Request.
Copy the listing below in full and skip every picture.

Input records.
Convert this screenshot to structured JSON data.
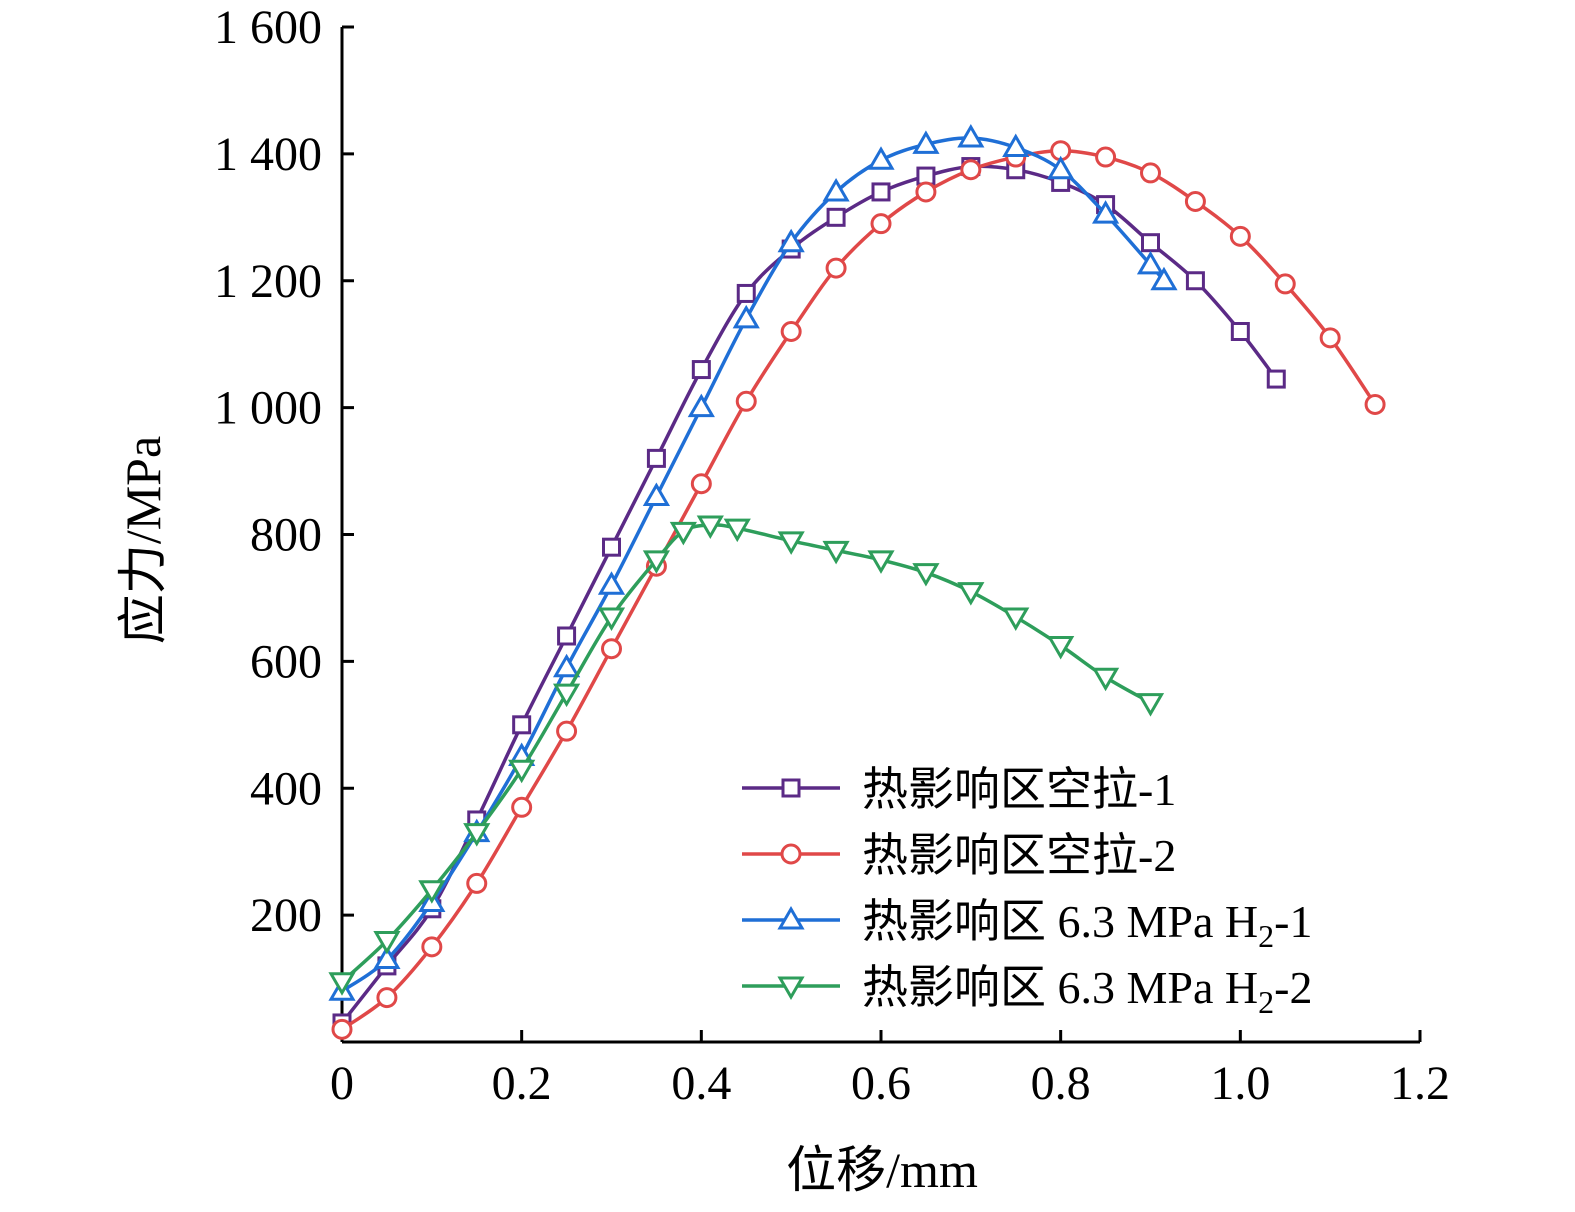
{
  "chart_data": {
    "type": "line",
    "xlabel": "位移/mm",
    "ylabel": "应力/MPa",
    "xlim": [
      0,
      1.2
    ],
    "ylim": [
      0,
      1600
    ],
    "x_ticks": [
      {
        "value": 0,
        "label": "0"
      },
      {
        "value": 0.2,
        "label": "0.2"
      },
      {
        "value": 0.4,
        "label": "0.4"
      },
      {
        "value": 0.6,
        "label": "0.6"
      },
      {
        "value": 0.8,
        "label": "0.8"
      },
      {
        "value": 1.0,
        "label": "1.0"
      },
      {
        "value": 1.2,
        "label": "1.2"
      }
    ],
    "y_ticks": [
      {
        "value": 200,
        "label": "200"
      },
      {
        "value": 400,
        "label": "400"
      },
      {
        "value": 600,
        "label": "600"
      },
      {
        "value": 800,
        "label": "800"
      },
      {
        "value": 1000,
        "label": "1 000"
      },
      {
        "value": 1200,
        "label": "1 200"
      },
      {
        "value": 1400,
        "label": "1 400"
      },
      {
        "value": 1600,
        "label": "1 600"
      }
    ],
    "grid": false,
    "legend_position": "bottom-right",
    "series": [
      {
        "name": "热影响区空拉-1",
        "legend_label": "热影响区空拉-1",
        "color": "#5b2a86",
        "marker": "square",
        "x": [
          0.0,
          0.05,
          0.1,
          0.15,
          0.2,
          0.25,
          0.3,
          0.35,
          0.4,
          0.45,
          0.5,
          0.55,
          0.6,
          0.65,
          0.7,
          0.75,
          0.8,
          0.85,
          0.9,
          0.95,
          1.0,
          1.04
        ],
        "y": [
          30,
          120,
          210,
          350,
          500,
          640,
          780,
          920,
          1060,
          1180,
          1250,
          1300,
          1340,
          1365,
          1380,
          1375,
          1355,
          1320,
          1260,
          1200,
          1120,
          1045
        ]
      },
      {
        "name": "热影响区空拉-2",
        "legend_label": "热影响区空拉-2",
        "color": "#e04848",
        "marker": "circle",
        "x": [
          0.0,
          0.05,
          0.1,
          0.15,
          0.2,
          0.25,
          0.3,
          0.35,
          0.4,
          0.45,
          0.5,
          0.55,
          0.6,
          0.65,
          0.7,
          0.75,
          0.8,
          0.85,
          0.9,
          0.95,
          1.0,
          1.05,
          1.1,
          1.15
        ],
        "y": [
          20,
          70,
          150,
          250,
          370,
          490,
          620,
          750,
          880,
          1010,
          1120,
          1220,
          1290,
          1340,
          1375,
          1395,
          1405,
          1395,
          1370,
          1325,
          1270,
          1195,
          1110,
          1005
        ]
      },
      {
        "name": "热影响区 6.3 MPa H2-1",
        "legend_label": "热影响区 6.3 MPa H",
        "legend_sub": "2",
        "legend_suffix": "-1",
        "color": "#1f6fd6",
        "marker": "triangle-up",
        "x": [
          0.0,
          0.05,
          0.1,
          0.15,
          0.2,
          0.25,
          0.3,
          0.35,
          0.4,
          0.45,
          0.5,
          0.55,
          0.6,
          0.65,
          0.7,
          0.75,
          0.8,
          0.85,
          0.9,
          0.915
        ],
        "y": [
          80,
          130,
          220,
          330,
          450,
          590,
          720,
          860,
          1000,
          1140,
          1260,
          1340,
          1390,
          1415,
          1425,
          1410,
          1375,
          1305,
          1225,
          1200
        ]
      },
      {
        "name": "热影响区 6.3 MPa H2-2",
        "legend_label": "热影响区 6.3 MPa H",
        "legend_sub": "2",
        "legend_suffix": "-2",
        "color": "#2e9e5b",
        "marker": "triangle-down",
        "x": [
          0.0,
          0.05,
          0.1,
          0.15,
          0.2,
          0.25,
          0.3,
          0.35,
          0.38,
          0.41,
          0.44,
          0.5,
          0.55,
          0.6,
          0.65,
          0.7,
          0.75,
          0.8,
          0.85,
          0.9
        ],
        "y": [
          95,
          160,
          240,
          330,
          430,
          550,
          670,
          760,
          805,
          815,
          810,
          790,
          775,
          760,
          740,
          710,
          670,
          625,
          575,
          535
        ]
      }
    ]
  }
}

Final answer.
Convert this screenshot to structured JSON data.
{
  "chart_data": {
    "type": "line",
    "xlabel": "位移/mm",
    "ylabel": "应力/MPa",
    "xlim": [
      0,
      1.2
    ],
    "ylim": [
      0,
      1600
    ],
    "x_ticks": [
      {
        "value": 0,
        "label": "0"
      },
      {
        "value": 0.2,
        "label": "0.2"
      },
      {
        "value": 0.4,
        "label": "0.4"
      },
      {
        "value": 0.6,
        "label": "0.6"
      },
      {
        "value": 0.8,
        "label": "0.8"
      },
      {
        "value": 1.0,
        "label": "1.0"
      },
      {
        "value": 1.2,
        "label": "1.2"
      }
    ],
    "y_ticks": [
      {
        "value": 200,
        "label": "200"
      },
      {
        "value": 400,
        "label": "400"
      },
      {
        "value": 600,
        "label": "600"
      },
      {
        "value": 800,
        "label": "800"
      },
      {
        "value": 1000,
        "label": "1 000"
      },
      {
        "value": 1200,
        "label": "1 200"
      },
      {
        "value": 1400,
        "label": "1 400"
      },
      {
        "value": 1600,
        "label": "1 600"
      }
    ],
    "grid": false,
    "legend_position": "bottom-right",
    "series": [
      {
        "name": "热影响区空拉-1",
        "legend_label": "热影响区空拉-1",
        "color": "#5b2a86",
        "marker": "square",
        "x": [
          0.0,
          0.05,
          0.1,
          0.15,
          0.2,
          0.25,
          0.3,
          0.35,
          0.4,
          0.45,
          0.5,
          0.55,
          0.6,
          0.65,
          0.7,
          0.75,
          0.8,
          0.85,
          0.9,
          0.95,
          1.0,
          1.04
        ],
        "y": [
          30,
          120,
          210,
          350,
          500,
          640,
          780,
          920,
          1060,
          1180,
          1250,
          1300,
          1340,
          1365,
          1380,
          1375,
          1355,
          1320,
          1260,
          1200,
          1120,
          1045
        ]
      },
      {
        "name": "热影响区空拉-2",
        "legend_label": "热影响区空拉-2",
        "color": "#e04848",
        "marker": "circle",
        "x": [
          0.0,
          0.05,
          0.1,
          0.15,
          0.2,
          0.25,
          0.3,
          0.35,
          0.4,
          0.45,
          0.5,
          0.55,
          0.6,
          0.65,
          0.7,
          0.75,
          0.8,
          0.85,
          0.9,
          0.95,
          1.0,
          1.05,
          1.1,
          1.15
        ],
        "y": [
          20,
          70,
          150,
          250,
          370,
          490,
          620,
          750,
          880,
          1010,
          1120,
          1220,
          1290,
          1340,
          1375,
          1395,
          1405,
          1395,
          1370,
          1325,
          1270,
          1195,
          1110,
          1005
        ]
      },
      {
        "name": "热影响区 6.3 MPa H2-1",
        "legend_label": "热影响区 6.3 MPa H",
        "legend_sub": "2",
        "legend_suffix": "-1",
        "color": "#1f6fd6",
        "marker": "triangle-up",
        "x": [
          0.0,
          0.05,
          0.1,
          0.15,
          0.2,
          0.25,
          0.3,
          0.35,
          0.4,
          0.45,
          0.5,
          0.55,
          0.6,
          0.65,
          0.7,
          0.75,
          0.8,
          0.85,
          0.9,
          0.915
        ],
        "y": [
          80,
          130,
          220,
          330,
          450,
          590,
          720,
          860,
          1000,
          1140,
          1260,
          1340,
          1390,
          1415,
          1425,
          1410,
          1375,
          1305,
          1225,
          1200
        ]
      },
      {
        "name": "热影响区 6.3 MPa H2-2",
        "legend_label": "热影响区 6.3 MPa H",
        "legend_sub": "2",
        "legend_suffix": "-2",
        "color": "#2e9e5b",
        "marker": "triangle-down",
        "x": [
          0.0,
          0.05,
          0.1,
          0.15,
          0.2,
          0.25,
          0.3,
          0.35,
          0.38,
          0.41,
          0.44,
          0.5,
          0.55,
          0.6,
          0.65,
          0.7,
          0.75,
          0.8,
          0.85,
          0.9
        ],
        "y": [
          95,
          160,
          240,
          330,
          430,
          550,
          670,
          760,
          805,
          815,
          810,
          790,
          775,
          760,
          740,
          710,
          670,
          625,
          575,
          535
        ]
      }
    ]
  }
}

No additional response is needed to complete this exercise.